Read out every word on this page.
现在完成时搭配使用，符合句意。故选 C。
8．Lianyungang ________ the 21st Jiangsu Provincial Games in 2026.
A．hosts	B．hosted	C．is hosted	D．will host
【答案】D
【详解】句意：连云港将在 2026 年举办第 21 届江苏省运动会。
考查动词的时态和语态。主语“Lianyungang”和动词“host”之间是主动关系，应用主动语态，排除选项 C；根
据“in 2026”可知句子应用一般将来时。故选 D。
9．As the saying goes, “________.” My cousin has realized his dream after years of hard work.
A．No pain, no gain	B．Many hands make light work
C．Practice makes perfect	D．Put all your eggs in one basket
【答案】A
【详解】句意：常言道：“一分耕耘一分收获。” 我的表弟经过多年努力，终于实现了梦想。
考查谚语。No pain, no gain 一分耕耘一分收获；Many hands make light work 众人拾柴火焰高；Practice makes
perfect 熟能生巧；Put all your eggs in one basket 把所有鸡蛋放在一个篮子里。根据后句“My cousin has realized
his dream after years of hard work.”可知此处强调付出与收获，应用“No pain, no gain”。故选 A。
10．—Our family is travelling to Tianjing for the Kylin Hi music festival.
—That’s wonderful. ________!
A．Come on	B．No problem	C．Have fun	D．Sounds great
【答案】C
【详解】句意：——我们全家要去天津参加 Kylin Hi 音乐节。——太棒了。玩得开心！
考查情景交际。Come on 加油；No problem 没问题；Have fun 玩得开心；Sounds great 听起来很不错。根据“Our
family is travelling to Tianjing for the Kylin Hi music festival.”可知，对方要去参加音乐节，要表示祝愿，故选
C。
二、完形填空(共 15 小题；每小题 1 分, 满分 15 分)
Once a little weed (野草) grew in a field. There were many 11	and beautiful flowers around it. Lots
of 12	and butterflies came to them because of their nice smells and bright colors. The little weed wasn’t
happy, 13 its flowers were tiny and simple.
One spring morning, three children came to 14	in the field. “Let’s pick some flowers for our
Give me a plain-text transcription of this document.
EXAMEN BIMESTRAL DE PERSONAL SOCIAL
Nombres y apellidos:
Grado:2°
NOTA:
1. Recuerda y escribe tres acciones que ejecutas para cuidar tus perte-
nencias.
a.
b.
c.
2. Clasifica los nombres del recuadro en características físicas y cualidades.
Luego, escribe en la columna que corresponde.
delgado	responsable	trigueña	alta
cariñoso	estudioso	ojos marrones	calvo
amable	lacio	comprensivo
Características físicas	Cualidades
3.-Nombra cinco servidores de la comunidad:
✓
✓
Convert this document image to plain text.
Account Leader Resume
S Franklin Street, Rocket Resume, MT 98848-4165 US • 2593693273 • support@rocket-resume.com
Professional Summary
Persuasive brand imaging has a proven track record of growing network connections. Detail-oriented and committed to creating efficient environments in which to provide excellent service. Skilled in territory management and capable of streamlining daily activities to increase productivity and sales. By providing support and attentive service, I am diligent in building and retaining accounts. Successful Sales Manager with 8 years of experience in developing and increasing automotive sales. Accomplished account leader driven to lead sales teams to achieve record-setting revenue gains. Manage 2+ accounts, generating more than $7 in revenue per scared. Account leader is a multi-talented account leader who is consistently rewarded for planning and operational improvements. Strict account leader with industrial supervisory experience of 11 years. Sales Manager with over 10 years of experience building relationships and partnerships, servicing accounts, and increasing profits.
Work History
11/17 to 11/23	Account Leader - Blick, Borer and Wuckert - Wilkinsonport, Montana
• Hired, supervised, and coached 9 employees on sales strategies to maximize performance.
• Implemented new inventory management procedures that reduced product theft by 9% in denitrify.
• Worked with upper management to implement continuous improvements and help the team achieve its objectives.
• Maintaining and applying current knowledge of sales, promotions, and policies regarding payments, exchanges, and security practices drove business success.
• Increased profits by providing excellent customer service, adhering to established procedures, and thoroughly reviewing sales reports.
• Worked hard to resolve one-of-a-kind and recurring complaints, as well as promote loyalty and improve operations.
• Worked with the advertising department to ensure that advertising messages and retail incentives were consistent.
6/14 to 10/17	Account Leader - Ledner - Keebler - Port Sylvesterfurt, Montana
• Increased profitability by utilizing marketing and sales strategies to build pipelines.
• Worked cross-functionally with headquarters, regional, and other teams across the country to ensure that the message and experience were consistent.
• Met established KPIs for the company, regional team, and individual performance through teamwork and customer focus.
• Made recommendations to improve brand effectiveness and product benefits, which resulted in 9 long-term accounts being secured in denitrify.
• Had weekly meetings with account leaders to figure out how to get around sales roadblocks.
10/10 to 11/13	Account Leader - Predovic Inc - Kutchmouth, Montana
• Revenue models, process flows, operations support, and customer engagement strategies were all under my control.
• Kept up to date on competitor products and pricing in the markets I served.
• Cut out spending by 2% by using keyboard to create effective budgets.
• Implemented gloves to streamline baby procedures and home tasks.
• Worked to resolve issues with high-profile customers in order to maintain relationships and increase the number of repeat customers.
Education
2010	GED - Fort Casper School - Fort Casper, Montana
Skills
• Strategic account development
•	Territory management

## EXERCISE BRIEF
Each line above must be reproduced exactly as it stands.

## TASK SOLUTION
Read out every word on this page.
现在完成时搭配使用，符合句意。故选 C。
8．Lianyungang ________ the 21st Jiangsu Provincial Games in 2026.
A．hosts	B．hosted	C．is hosted	D．will host
【答案】D
【详解】句意：连云港将在 2026 年举办第 21 届江苏省运动会。
考查动词的时态和语态。主语“Lianyungang”和动词“host”之间是主动关系，应用主动语态，排除选项 C；根
据“in 2026”可知句子应用一般将来时。故选 D。
9．As the saying goes, “________.” My cousin has realized his dream after years of hard work.
A．No pain, no gain	B．Many hands make light work
C．Practice makes perfect	D．Put all your eggs in one basket
【答案】A
【详解】句意：常言道：“一分耕耘一分收获。” 我的表弟经过多年努力，终于实现了梦想。
考查谚语。No pain, no gain 一分耕耘一分收获；Many hands make light work 众人拾柴火焰高；Practice makes
perfect 熟能生巧；Put all your eggs in one basket 把所有鸡蛋放在一个篮子里。根据后句“My cousin has realized
his dream after years of hard work.”可知此处强调付出与收获，应用“No pain, no gain”。故选 A。
10．—Our family is travelling to Tianjing for the Kylin Hi music festival.
—That’s wonderful. ________!
A．Come on	B．No problem	C．Have fun	D．Sounds great
【答案】C
【详解】句意：——我们全家要去天津参加 Kylin Hi 音乐节。——太棒了。玩得开心！
考查情景交际。Come on 加油；No problem 没问题；Have fun 玩得开心；Sounds great 听起来很不错。根据“Our
family is travelling to Tianjing for the Kylin Hi music festival.”可知，对方要去参加音乐节，要表示祝愿，故选
C。
二、完形填空(共 15 小题；每小题 1 分, 满分 15 分)
Once a little weed (野草) grew in a field. There were many 11	and beautiful flowers around it. Lots
of 12	and butterflies came to them because of their nice smells and bright colors. The little weed wasn’t
happy, 13 its flowers were tiny and simple.
One spring morning, three children came to 14	in the field. “Let’s pick some flowers for our
Give me a plain-text transcription of this document.
EXAMEN BIMESTRAL DE PERSONAL SOCIAL
Nombres y apellidos:
Grado:2°
NOTA:
1. Recuerda y escribe tres acciones que ejecutas para cuidar tus perte-
nencias.
a.
b.
c.
2. Clasifica los nombres del recuadro en características físicas y cualidades.
Luego, escribe en la columna que corresponde.
delgado	responsable	trigueña	alta
cariñoso	estudioso	ojos marrones	calvo
amable	lacio	comprensivo
Características físicas	Cualidades
3.-Nombra cinco servidores de la comunidad:
✓
✓
Convert this document image to plain text.
Account Leader Resume
S Franklin Street, Rocket Resume, MT 98848-4165 US • 2593693273 • support@rocket-resume.com
Professional Summary
Persuasive brand imaging has a proven track record of growing network connections. Detail-oriented and committed to creating efficient environments in which to provide excellent service. Skilled in territory management and capable of streamlining daily activities to increase productivity and sales. By providing support and attentive service, I am diligent in building and retaining accounts. Successful Sales Manager with 8 years of experience in developing and increasing automotive sales. Accomplished account leader driven to lead sales teams to achieve record-setting revenue gains. Manage 2+ accounts, generating more than $7 in revenue per scared. Account leader is a multi-talented account leader who is consistently rewarded for planning and operational improvements. Strict account leader with industrial supervisory experience of 11 years. Sales Manager with over 10 years of experience building relationships and partnerships, servicing accounts, and increasing profits.
Work History
11/17 to 11/23	Account Leader - Blick, Borer and Wuckert - Wilkinsonport, Montana
• Hired, supervised, and coached 9 employees on sales strategies to maximize performance.
• Implemented new inventory management procedures that reduced product theft by 9% in denitrify.
• Worked with upper management to implement continuous improvements and help the team achieve its objectives.
• Maintaining and applying current knowledge of sales, promotions, and policies regarding payments, exchanges, and security practices drove business success.
• Increased profits by providing excellent customer service, adhering to established procedures, and thoroughly reviewing sales reports.
• Worked hard to resolve one-of-a-kind and recurring complaints, as well as promote loyalty and improve operations.
• Worked with the advertising department to ensure that advertising messages and retail incentives were consistent.
6/14 to 10/17	Account Leader - Ledner - Keebler - Port Sylvesterfurt, Montana
• Increased profitability by utilizing marketing and sales strategies to build pipelines.
• Worked cross-functionally with headquarters, regional, and other teams across the country to ensure that the message and experience were consistent.
• Met established KPIs for the company, regional team, and individual performance through teamwork and customer focus.
• Made recommendations to improve brand effectiveness and product benefits, which resulted in 9 long-term accounts being secured in denitrify.
• Had weekly meetings with account leaders to figure out how to get around sales roadblocks.
10/10 to 11/13	Account Leader - Predovic Inc - Kutchmouth, Montana
• Revenue models, process flows, operations support, and customer engagement strategies were all under my control.
• Kept up to date on competitor products and pricing in the markets I served.
• Cut out spending by 2% by using keyboard to create effective budgets.
• Implemented gloves to streamline baby procedures and home tasks.
• Worked to resolve issues with high-profile customers in order to maintain relationships and increase the number of repeat customers.
Education
2010	GED - Fort Casper School - Fort Casper, Montana
Skills
• Strategic account development
•	Territory management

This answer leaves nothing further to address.